** Begin Records shown **
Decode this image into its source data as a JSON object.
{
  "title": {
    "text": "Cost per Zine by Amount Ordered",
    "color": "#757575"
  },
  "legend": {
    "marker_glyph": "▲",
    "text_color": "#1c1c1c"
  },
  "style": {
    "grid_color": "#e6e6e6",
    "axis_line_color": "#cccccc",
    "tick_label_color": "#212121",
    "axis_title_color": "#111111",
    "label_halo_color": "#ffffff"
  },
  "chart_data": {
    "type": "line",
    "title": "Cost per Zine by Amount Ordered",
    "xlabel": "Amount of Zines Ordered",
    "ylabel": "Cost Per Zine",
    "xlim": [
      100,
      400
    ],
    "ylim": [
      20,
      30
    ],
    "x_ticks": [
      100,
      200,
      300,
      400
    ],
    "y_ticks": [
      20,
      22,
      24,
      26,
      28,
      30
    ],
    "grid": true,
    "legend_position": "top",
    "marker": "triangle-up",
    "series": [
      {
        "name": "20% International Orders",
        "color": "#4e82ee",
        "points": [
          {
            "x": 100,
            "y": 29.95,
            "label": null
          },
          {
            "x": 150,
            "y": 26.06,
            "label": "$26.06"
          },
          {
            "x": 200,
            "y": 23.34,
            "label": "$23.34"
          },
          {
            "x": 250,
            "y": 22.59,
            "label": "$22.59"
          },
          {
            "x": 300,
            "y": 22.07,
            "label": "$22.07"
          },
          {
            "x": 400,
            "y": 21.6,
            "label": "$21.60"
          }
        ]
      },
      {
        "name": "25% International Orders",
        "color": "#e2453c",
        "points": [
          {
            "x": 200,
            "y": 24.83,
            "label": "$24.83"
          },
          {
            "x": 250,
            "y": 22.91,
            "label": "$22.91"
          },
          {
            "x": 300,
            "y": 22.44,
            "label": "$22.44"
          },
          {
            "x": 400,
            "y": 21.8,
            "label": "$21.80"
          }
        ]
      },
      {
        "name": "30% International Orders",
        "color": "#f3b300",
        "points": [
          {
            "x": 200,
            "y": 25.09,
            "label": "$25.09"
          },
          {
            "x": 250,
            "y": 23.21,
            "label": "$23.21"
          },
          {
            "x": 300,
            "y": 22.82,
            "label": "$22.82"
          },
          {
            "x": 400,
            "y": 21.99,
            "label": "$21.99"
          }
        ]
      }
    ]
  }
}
** End Records shown **
** Begin Records shown **
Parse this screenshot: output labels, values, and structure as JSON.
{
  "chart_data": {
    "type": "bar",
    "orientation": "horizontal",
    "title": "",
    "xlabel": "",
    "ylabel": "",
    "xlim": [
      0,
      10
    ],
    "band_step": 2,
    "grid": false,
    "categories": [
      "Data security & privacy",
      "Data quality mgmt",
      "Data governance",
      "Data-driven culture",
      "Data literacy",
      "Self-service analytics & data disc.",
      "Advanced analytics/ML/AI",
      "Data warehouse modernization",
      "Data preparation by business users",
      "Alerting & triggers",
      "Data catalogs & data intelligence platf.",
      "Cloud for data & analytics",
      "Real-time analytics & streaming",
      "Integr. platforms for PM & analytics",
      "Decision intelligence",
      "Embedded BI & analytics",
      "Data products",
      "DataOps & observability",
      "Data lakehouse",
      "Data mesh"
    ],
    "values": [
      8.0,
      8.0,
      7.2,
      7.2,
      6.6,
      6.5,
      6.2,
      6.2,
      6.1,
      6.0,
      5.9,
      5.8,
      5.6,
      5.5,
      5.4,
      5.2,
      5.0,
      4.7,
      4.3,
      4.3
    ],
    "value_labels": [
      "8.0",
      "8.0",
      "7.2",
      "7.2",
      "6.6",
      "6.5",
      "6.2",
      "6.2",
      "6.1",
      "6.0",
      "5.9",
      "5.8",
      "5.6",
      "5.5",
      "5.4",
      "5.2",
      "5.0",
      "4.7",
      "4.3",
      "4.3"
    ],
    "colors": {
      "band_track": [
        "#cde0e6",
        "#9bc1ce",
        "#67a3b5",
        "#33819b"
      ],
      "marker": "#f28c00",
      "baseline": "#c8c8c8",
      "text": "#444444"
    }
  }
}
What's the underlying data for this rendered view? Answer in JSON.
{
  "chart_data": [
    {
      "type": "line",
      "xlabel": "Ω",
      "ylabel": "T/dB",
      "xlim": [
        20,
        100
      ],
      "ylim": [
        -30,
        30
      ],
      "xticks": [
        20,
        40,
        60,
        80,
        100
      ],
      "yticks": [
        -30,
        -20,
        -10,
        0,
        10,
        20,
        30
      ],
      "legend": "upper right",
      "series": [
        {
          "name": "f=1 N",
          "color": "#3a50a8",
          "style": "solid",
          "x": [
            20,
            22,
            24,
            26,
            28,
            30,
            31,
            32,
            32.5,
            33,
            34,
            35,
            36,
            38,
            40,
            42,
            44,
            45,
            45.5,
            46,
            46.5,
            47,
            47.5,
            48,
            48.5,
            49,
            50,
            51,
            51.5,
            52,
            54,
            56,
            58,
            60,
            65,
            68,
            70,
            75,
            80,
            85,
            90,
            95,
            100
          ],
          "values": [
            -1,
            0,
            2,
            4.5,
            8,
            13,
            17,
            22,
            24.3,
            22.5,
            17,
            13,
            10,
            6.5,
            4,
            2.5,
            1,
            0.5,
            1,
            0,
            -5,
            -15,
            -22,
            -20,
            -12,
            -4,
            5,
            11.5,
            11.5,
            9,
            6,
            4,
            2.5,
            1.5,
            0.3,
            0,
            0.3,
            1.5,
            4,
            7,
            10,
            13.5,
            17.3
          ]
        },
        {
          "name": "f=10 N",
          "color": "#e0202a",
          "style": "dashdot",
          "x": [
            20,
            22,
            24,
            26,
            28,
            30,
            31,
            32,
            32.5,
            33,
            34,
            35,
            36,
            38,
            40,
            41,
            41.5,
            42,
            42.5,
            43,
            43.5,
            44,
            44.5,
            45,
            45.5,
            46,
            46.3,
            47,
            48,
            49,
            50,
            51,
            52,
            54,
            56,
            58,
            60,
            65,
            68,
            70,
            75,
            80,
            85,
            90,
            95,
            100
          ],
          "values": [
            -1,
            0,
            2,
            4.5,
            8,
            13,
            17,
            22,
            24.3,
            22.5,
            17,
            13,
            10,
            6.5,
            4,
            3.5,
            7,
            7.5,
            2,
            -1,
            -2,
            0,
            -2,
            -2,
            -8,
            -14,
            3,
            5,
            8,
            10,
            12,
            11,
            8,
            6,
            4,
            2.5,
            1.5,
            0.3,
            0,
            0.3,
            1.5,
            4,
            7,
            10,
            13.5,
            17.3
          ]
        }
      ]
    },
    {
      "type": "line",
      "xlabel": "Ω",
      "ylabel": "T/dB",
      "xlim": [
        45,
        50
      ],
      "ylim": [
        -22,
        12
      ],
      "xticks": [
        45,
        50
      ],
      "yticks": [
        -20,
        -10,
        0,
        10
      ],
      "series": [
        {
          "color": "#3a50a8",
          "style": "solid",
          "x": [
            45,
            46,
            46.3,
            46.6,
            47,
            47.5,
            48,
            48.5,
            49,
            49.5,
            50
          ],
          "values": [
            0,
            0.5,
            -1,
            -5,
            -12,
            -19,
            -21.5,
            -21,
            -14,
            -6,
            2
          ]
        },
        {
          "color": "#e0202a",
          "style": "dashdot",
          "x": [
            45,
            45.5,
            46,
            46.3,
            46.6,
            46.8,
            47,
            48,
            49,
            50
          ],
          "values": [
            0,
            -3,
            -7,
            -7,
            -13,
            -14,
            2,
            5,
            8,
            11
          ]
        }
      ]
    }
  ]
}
** End Records shown **
** Begin Records shown **
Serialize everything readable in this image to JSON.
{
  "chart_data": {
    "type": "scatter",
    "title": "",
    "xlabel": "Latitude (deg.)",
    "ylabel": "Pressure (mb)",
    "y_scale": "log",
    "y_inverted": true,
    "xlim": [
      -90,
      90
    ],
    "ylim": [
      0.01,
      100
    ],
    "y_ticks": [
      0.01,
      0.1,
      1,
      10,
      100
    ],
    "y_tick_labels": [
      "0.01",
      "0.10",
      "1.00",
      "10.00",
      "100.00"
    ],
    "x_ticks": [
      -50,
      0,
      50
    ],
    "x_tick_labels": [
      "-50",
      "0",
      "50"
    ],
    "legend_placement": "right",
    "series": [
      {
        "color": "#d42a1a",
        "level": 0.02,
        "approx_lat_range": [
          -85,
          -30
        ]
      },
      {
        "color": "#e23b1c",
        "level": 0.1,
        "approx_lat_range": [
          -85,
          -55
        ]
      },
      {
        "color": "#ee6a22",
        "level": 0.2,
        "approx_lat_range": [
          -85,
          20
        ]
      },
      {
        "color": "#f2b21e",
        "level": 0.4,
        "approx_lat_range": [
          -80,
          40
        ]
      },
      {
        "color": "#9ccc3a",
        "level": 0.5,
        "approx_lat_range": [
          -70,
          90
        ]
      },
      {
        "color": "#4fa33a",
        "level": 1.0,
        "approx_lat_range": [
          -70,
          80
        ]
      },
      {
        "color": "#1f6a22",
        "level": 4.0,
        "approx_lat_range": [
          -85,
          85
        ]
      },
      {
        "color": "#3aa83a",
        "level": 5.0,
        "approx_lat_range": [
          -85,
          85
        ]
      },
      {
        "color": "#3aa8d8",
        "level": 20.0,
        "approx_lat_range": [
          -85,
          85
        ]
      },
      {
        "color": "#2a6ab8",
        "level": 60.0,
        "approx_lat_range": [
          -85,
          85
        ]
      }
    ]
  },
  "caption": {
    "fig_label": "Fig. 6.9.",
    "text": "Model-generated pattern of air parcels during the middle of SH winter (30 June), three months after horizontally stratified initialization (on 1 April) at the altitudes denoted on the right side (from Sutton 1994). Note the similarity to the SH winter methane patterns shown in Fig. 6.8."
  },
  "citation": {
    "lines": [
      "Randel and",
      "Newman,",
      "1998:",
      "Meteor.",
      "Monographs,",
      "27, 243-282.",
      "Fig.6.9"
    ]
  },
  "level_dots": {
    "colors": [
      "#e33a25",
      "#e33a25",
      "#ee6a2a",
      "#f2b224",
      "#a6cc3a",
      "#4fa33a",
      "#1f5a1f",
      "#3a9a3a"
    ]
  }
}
** End Records shown **
Objective | Read the entries and select each line where the word "name" is found.

The solution |
        "name": "20% International Orders",
        "name": "25% International Orders",
        "name": "30% International Orders",
          "name": "f=1 N",
          "name": "f=10 N",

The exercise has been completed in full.